In the records that follow, locate every line with "Москва" and extract it.

● **Data excerpts**
============

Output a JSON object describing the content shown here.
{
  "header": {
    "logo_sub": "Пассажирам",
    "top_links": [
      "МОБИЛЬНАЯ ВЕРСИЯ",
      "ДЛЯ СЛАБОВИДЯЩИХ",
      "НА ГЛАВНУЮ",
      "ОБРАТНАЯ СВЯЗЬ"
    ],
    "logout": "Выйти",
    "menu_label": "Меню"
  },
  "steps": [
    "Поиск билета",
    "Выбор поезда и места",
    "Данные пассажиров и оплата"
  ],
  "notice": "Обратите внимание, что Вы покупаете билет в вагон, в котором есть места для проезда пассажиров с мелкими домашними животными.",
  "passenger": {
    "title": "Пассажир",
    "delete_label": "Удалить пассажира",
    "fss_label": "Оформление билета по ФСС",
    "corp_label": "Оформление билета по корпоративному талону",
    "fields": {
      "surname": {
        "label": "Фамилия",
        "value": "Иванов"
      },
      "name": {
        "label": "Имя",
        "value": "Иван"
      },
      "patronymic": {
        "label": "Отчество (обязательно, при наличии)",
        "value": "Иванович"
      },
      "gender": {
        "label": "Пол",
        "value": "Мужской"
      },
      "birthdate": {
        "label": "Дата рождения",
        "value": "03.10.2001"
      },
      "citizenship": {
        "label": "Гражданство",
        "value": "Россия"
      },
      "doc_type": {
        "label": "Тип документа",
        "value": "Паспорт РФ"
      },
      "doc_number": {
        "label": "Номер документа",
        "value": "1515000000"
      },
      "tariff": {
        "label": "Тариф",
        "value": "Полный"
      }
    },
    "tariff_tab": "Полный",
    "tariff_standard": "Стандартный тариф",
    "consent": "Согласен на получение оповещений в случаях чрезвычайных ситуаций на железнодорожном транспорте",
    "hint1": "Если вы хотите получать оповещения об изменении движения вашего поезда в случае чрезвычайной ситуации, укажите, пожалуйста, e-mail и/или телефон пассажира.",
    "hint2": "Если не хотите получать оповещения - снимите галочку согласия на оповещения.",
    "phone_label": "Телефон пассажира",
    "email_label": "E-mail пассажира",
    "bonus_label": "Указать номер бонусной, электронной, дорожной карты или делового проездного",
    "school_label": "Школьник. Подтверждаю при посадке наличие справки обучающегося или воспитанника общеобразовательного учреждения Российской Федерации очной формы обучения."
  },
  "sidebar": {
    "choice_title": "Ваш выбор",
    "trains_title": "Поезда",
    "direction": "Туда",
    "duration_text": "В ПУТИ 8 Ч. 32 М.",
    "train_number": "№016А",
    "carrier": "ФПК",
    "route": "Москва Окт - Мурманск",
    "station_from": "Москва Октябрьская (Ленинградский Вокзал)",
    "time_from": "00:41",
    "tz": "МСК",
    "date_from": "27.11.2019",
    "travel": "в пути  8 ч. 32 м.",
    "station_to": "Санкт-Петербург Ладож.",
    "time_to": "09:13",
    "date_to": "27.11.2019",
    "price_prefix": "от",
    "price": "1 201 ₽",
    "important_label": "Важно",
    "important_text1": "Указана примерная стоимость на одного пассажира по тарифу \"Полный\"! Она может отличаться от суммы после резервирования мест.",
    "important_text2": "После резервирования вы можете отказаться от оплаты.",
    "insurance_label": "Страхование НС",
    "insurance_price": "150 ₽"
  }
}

============

● **Written reply**
    "route": "Москва Окт - Мурманск",
    "station_from": "Москва Октябрьская (Ленинградский Вокзал)",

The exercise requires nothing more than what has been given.